**Task statement**
Find every line with the word "scriberē". Copy those lines.
##########
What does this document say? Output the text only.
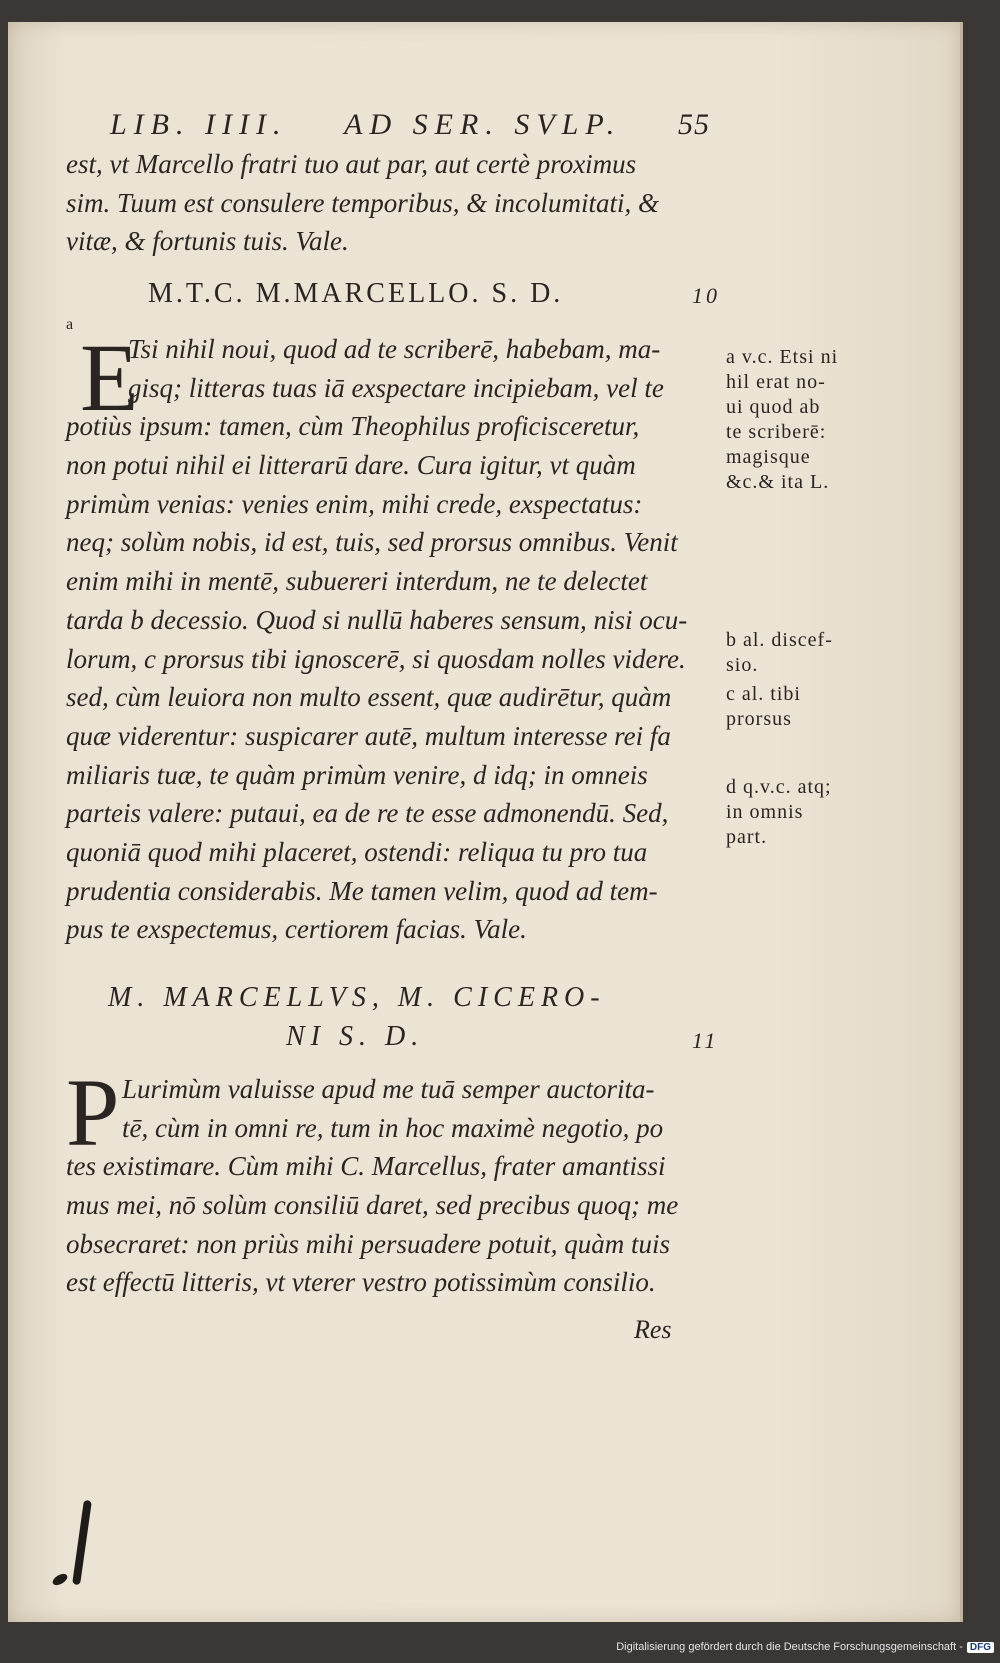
LIB. IIII. AD SER. SVLP. 55
est, vt Marcello fratri tuo aut par, aut certè proximus
sim. Tuum est consulere temporibus, & incolumitati, &
vitæ, & fortunis tuis. Vale.
M.T.C. M.MARCELLO. S. D.	10
a E
Tsi nihil noui, quod ad te scriberē, habebam, ma-
gisq; litteras tuas iā exspectare incipiebam, vel te
potiùs ipsum: tamen, cùm Theophilus proficisceretur,
non potui nihil ei litterarū dare. Cura igitur, vt quàm
primùm venias: venies enim, mihi crede, exspectatus:
neq; solùm nobis, id est, tuis, sed prorsus omnibus. Venit
enim mihi in mentē, subuereri interdum, ne te delectet
tarda b decessio. Quod si nullū haberes sensum, nisi ocu-
lorum, c prorsus tibi ignoscerē, si quosdam nolles videre.
sed, cùm leuiora non multo essent, quæ audirētur, quàm
quæ viderentur: suspicarer autē, multum interesse rei fa
miliaris tuæ, te quàm primùm venire, d idq; in omneis
parteis valere: putaui, ea de re te esse admonendū. Sed,
quoniā quod mihi placeret, ostendi: reliqua tu pro tua
prudentia considerabis. Me tamen velim, quod ad tem-
pus te exspectemus, certiorem facias. Vale.
a v.c. Etsi ni
hil erat no-
ui quod ab
te scriberē:
magisque
&c.& ita L.
b al. discef-
sio.
c al. tibi
prorsus
d q.v.c. atq;
in omnis
part.
M. MARCELLVS, M. CICERO-
NI S. D.	11
P Lurimùm valuisse apud me tuā semper auctorita-
tē, cùm in omni re, tum in hoc maximè negotio, po
tes existimare. Cùm mihi C. Marcellus, frater amantissi
mus mei, nō solùm consiliū daret, sed precibus quoq; me
obsecraret: non priùs mihi persuadere potuit, quàm tuis
est effectū litteris, vt vterer vestro potissimùm consilio.
Res
Digitalisierung gefördert durch die Deutsche Forschungsgemeinschaft - DFG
##########
**Reply**
Tsi nihil noui, quod ad te scriberē, habebam, ma-
te scriberē:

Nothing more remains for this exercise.